■ **EXERCISE PROMPT**
From the listing below, pull each line that includes "بحيث".

───── GIVEN RECORDS ─────

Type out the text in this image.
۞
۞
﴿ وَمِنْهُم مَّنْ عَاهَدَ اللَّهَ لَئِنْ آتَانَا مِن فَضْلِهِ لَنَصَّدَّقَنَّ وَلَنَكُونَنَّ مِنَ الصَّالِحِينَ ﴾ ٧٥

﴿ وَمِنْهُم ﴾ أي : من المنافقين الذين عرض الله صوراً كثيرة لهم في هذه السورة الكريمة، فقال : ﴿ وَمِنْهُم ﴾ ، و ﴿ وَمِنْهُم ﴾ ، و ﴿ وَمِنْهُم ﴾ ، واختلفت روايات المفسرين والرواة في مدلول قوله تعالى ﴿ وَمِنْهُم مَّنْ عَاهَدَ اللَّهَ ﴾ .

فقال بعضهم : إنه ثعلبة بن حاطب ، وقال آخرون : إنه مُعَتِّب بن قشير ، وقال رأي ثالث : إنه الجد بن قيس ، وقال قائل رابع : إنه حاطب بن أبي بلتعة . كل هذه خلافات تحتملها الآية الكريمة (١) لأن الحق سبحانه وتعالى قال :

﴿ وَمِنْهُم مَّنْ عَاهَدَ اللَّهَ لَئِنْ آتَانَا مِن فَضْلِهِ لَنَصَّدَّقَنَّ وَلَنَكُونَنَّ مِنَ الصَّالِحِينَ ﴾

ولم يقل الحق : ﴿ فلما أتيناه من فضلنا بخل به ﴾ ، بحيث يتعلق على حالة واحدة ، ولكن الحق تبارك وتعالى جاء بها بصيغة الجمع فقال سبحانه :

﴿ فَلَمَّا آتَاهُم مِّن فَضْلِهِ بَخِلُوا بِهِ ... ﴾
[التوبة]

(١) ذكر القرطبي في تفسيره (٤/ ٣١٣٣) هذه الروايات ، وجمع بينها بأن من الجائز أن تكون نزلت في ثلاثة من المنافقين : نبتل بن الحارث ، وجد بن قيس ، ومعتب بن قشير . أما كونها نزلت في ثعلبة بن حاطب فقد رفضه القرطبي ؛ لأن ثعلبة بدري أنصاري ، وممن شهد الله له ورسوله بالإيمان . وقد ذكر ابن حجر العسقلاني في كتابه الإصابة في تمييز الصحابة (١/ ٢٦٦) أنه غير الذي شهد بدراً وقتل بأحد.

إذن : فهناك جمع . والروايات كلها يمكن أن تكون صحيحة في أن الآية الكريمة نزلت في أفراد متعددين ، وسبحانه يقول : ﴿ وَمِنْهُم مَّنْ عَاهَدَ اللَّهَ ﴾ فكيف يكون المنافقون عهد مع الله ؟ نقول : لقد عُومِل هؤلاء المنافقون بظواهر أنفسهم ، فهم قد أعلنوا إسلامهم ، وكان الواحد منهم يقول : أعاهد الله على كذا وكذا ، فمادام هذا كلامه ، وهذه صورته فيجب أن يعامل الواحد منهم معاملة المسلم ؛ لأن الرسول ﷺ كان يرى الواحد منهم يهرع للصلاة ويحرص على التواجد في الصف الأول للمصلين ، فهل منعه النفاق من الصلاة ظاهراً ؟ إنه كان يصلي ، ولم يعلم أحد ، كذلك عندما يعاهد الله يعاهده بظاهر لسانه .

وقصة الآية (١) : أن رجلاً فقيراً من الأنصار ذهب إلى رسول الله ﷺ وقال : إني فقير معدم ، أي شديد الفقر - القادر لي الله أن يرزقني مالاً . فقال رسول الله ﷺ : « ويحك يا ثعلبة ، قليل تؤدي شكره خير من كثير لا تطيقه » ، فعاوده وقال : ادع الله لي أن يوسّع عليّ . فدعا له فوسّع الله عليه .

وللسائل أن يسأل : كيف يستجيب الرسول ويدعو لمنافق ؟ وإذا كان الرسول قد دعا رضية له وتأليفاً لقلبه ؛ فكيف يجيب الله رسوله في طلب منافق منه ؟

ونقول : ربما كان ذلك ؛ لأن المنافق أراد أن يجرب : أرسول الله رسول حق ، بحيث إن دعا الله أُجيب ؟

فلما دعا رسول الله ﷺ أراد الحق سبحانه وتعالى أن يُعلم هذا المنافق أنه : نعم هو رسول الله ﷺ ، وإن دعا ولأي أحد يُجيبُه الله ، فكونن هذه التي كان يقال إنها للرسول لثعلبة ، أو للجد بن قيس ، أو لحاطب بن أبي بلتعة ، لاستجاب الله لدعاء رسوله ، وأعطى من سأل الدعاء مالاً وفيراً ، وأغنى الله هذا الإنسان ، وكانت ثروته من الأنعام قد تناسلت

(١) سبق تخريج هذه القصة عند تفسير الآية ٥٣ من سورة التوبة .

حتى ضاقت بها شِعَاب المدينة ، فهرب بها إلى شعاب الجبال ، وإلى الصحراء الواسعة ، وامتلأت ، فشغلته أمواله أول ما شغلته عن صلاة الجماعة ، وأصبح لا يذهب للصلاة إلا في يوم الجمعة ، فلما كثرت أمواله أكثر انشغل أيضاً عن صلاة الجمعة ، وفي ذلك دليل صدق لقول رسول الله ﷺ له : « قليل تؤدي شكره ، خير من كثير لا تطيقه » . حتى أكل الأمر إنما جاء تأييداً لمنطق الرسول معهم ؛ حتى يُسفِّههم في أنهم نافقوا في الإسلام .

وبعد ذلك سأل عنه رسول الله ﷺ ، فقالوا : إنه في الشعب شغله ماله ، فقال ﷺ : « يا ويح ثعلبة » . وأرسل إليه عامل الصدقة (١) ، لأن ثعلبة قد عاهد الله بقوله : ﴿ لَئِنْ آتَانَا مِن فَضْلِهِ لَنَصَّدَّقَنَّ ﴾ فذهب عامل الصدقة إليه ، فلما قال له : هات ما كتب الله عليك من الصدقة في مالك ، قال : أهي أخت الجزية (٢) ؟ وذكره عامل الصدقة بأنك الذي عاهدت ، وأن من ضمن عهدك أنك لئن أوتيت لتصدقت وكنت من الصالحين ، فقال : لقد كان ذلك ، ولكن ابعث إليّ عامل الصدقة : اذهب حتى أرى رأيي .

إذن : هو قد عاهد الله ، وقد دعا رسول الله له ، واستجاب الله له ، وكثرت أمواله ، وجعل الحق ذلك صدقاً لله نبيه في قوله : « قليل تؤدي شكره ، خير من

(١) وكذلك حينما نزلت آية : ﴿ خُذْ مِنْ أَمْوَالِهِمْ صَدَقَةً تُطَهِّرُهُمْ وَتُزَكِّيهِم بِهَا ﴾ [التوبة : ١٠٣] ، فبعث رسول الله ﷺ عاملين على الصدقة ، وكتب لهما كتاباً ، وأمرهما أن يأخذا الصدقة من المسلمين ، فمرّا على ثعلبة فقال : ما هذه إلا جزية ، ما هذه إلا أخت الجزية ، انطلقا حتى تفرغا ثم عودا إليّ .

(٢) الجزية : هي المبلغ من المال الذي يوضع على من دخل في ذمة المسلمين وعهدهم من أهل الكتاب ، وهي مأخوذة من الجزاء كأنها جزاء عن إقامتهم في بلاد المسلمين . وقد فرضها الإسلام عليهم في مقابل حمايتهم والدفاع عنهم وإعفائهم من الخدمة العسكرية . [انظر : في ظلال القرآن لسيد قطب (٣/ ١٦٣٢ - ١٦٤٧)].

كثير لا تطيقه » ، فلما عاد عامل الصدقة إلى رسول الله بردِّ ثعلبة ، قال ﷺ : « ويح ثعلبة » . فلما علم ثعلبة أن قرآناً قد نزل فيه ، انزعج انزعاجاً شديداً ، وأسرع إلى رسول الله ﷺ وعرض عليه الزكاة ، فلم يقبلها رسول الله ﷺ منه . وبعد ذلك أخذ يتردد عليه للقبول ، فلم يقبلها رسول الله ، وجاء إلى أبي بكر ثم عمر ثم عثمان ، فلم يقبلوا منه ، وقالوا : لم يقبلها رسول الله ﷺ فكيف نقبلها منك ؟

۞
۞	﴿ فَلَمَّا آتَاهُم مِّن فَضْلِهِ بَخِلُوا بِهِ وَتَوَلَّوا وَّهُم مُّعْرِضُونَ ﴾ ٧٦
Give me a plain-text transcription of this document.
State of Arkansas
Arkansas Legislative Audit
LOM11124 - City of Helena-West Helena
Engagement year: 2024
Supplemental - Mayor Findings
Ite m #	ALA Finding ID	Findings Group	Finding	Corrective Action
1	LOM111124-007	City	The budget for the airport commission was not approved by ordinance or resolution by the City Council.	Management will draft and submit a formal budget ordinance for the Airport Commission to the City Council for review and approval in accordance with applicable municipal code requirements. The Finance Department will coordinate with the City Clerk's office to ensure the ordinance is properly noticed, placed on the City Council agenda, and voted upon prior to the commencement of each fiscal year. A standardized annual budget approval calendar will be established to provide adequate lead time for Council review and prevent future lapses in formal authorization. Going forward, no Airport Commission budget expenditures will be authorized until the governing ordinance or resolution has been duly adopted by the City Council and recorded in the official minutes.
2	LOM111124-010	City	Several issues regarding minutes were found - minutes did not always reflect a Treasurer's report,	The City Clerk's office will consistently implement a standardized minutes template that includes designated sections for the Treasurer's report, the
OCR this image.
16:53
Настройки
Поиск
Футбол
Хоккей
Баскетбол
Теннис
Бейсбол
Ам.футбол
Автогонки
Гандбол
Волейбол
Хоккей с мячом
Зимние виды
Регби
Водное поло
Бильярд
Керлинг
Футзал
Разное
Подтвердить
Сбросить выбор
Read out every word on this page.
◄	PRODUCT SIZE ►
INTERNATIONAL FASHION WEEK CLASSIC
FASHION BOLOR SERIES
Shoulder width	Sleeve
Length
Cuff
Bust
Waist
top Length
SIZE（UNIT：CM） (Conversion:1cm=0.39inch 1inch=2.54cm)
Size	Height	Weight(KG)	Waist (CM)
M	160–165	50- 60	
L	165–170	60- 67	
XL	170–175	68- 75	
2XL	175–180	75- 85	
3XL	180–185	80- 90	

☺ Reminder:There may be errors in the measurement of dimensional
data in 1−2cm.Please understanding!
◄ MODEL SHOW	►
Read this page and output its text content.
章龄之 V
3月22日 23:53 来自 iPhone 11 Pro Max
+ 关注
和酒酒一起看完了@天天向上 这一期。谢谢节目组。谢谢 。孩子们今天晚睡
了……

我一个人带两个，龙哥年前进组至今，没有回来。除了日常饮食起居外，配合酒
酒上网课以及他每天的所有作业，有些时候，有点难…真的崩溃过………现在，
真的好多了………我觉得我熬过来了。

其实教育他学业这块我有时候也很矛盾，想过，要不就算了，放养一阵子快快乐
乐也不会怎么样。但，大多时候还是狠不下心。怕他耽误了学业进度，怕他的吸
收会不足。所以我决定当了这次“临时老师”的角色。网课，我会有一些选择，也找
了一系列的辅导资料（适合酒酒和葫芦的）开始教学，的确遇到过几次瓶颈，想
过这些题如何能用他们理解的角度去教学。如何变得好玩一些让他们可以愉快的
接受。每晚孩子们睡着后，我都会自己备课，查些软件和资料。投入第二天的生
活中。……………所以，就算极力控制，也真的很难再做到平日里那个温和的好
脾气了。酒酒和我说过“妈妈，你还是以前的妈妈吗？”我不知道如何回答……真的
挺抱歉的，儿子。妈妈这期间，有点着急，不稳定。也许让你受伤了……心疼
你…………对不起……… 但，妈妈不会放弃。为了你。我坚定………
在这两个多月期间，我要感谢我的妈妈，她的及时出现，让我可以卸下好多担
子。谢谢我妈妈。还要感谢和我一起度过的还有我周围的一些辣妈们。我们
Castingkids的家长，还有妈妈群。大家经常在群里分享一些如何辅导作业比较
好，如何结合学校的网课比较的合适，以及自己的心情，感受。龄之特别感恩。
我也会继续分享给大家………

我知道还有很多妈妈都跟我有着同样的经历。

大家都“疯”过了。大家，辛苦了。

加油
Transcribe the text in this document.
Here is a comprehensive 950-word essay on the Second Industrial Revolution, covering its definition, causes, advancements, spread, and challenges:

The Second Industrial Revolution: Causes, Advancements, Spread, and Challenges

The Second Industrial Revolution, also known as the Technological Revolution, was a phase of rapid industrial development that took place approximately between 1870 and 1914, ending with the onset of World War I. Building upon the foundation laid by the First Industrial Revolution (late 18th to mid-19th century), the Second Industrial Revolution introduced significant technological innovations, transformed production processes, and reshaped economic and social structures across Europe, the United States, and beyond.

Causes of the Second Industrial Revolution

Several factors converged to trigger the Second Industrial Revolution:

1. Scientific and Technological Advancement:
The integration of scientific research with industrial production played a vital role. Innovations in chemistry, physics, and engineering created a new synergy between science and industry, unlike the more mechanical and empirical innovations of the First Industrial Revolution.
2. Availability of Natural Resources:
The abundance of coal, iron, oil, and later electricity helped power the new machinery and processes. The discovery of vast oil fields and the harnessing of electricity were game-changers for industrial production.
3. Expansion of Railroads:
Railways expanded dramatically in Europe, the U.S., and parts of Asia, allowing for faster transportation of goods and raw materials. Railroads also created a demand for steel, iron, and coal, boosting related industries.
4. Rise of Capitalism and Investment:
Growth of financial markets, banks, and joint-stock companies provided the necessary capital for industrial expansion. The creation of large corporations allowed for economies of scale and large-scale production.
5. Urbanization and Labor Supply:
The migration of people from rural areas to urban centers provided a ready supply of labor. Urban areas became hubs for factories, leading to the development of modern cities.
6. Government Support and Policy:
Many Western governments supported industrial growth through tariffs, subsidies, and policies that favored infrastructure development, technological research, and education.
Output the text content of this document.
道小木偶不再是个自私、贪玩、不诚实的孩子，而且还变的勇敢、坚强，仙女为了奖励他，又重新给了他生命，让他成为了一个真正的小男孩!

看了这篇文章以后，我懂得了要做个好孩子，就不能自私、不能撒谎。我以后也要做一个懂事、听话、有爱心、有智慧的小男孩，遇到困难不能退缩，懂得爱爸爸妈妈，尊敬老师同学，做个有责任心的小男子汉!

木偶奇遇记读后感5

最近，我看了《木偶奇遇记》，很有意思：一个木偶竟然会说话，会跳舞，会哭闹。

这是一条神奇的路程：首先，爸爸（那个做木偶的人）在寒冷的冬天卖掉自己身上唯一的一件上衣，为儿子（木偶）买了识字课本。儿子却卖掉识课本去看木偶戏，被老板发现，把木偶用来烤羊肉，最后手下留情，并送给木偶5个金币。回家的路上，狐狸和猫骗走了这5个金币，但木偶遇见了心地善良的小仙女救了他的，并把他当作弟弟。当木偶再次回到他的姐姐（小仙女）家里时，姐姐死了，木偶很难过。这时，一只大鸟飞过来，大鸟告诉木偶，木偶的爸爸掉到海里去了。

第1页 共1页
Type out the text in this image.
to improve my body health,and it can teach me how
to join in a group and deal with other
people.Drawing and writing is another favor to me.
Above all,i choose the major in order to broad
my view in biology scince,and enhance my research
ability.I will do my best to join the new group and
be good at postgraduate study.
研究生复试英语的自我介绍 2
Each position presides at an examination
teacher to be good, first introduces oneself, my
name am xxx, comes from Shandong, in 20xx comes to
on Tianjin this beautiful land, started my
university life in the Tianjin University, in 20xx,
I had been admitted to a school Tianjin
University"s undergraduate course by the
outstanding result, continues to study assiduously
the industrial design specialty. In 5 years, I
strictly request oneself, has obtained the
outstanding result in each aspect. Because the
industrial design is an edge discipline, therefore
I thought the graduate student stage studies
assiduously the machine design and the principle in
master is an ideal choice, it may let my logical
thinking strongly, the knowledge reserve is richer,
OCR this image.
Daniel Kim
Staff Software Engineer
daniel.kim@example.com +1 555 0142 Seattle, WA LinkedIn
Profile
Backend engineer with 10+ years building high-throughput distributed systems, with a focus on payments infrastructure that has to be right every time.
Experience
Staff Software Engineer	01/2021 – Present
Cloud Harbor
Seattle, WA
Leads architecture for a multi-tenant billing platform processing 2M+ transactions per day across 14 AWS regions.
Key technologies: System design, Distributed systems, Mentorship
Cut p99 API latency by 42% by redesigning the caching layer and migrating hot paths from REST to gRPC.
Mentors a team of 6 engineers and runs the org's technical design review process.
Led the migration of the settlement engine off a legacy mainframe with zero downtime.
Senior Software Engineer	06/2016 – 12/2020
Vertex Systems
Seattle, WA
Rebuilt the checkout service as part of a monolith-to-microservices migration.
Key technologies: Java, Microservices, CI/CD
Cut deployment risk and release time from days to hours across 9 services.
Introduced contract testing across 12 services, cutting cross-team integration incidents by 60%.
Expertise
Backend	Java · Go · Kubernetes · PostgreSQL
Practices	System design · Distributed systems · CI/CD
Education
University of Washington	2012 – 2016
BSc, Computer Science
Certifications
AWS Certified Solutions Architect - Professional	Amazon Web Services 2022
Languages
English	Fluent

─────

■ **WRITTEN ANSWER**
ولم يقل الحق : ﴿ فلما أتيناه من فضلنا بخل به ﴾ ، بحيث يتعلق على حالة واحدة ، ولكن الحق تبارك وتعالى جاء بها بصيغة الجمع فقال سبحانه :
ونقول : ربما كان ذلك ؛ لأن المنافق أراد أن يجرب : أرسول الله رسول حق ، بحيث إن دعا الله أُجيب ؟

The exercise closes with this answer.